Saved data entries
◇ ◇ ◇ ◇ ◇ ◇ ◇
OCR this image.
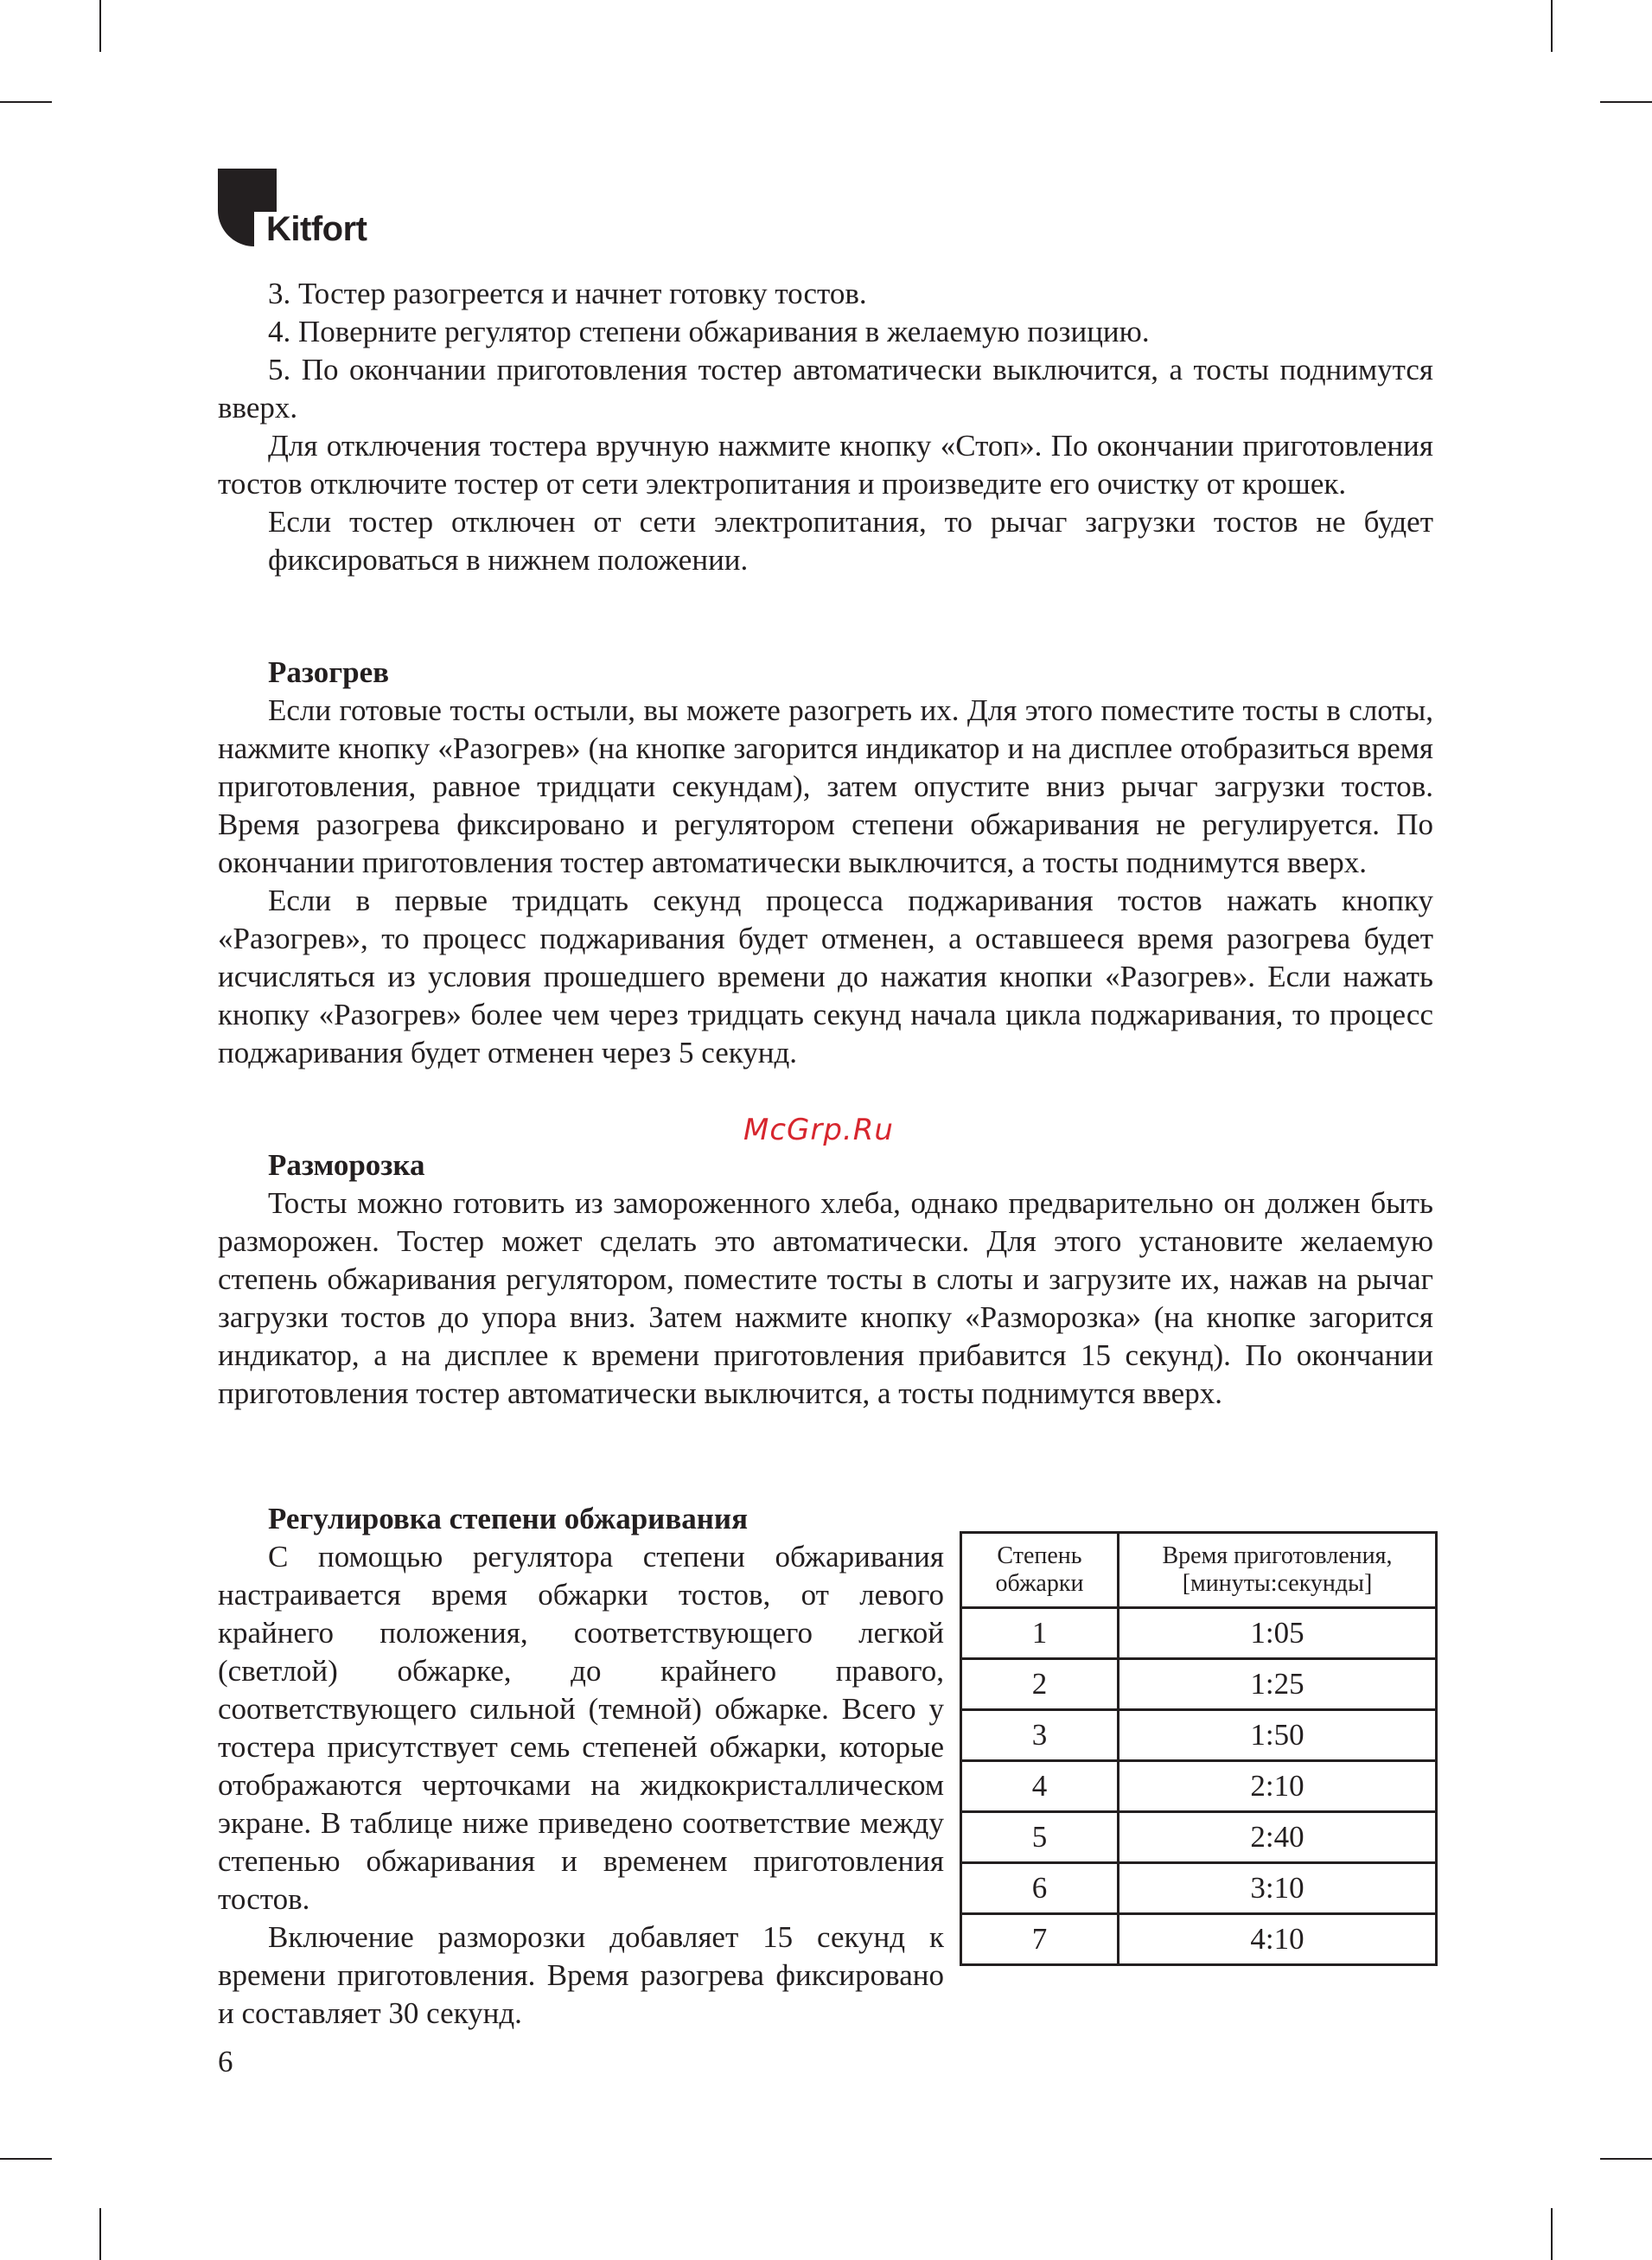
Kitfort

3. Тостер разогреется и начнет готовку тостов.

4. Поверните регулятор степени обжаривания в желаемую позицию.

5. По окончании приготовления тостер автоматически выключится, а тосты поднимутся вверх.

Для отключения тостера вручную нажмите кнопку «Стоп». По окончании приготовления тостов отключите тостер от сети электропитания и произведите его очистку от крошек.

Если тостер отключен от сети электропитания, то рычаг загрузки тостов не будет фиксироваться в нижнем положении.

Разогрев

Если готовые тосты остыли, вы можете разогреть их. Для этого поместите тосты в слоты, нажмите кнопку «Разогрев» (на кнопке загорится индикатор и на дисплее отобразиться время приготовления, равное тридцати секундам), затем опустите вниз рычаг загрузки тостов. Время разогрева фиксировано и регулятором степени обжаривания не регулируется. По окончании приготовления тостер автоматически выключится, а тосты поднимутся вверх.

Если в первые тридцать секунд процесса поджаривания тостов нажать кнопку «Разогрев», то процесс поджаривания будет отменен, а оставшееся время разогрева будет исчисляться из условия прошедшего времени до нажатия кнопки «Разогрев». Если нажать кнопку «Разогрев» более чем через тридцать секунд начала цикла поджаривания, то процесс поджаривания будет отменен через 5 секунд.

McGrp.Ru
Разморозка

Тосты можно готовить из замороженного хлеба, однако предварительно он должен быть разморожен. Тостер может сделать это автоматически. Для этого установите желаемую степень обжаривания регулятором, поместите тосты в слоты и загрузите их, нажав на рычаг загрузки тостов до упора вниз. Затем нажмите кнопку «Разморозка» (на кнопке загорится индикатор, а на дисплее к времени приготовления прибавится 15 секунд). По окончании приготовления тостер автоматически выключится, а тосты поднимутся вверх.

Регулировка степени обжаривания

С помощью регулятора степени обжаривания настраивается время обжарки тостов, от левого крайнего положения, соответствующего легкой (светлой) обжарке, до крайнего правого, соответствующего сильной (темной) обжарке. Всего у тостера присутствует семь степеней обжарки, которые отображаются черточками на жидкокристаллическом экране. В таблице ниже приведено соответствие между степенью обжаривания и временем приготовления тостов.

Включение разморозки добавляет 15 секунд к времени приготовления. Время разогрева фиксировано и составляет 30 секунд.

Степень обжарки	Время приготовления, [минуты:секунды]
1	1:05
2	1:25
3	1:50
4	2:10
5	2:40
6	3:10
7	4:10
6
◇ ◇ ◇ ◇ ◇ ◇ ◇
## REQUIREMENTS:
In your copy, repeat each record exactly and include no pictures.

## IN RESPONSE:
OCR this image.
Kitfort

3. Тостер разогреется и начнет готовку тостов.

4. Поверните регулятор степени обжаривания в желаемую позицию.

5. По окончании приготовления тостер автоматически выключится, а тосты поднимутся вверх.

Для отключения тостера вручную нажмите кнопку «Стоп». По окончании приготовления тостов отключите тостер от сети электропитания и произведите его очистку от крошек.

Если тостер отключен от сети электропитания, то рычаг загрузки тостов не будет фиксироваться в нижнем положении.

Разогрев

Если готовые тосты остыли, вы можете разогреть их. Для этого поместите тосты в слоты, нажмите кнопку «Разогрев» (на кнопке загорится индикатор и на дисплее отобразиться время приготовления, равное тридцати секундам), затем опустите вниз рычаг загрузки тостов. Время разогрева фиксировано и регулятором степени обжаривания не регулируется. По окончании приготовления тостер автоматически выключится, а тосты поднимутся вверх.

Если в первые тридцать секунд процесса поджаривания тостов нажать кнопку «Разогрев», то процесс поджаривания будет отменен, а оставшееся время разогрева будет исчисляться из условия прошедшего времени до нажатия кнопки «Разогрев». Если нажать кнопку «Разогрев» более чем через тридцать секунд начала цикла поджаривания, то процесс поджаривания будет отменен через 5 секунд.

McGrp.Ru
Разморозка

Тосты можно готовить из замороженного хлеба, однако предварительно он должен быть разморожен. Тостер может сделать это автоматически. Для этого установите желаемую степень обжаривания регулятором, поместите тосты в слоты и загрузите их, нажав на рычаг загрузки тостов до упора вниз. Затем нажмите кнопку «Разморозка» (на кнопке загорится индикатор, а на дисплее к времени приготовления прибавится 15 секунд). По окончании приготовления тостер автоматически выключится, а тосты поднимутся вверх.

Регулировка степени обжаривания

С помощью регулятора степени обжаривания настраивается время обжарки тостов, от левого крайнего положения, соответствующего легкой (светлой) обжарке, до крайнего правого, соответствующего сильной (темной) обжарке. Всего у тостера присутствует семь степеней обжарки, которые отображаются черточками на жидкокристаллическом экране. В таблице ниже приведено соответствие между степенью обжаривания и временем приготовления тостов.

Включение разморозки добавляет 15 секунд к времени приготовления. Время разогрева фиксировано и составляет 30 секунд.

Степень обжарки	Время приготовления, [минуты:секунды]
1	1:05
2	1:25
3	1:50
4	2:10
5	2:40
6	3:10
7	4:10
6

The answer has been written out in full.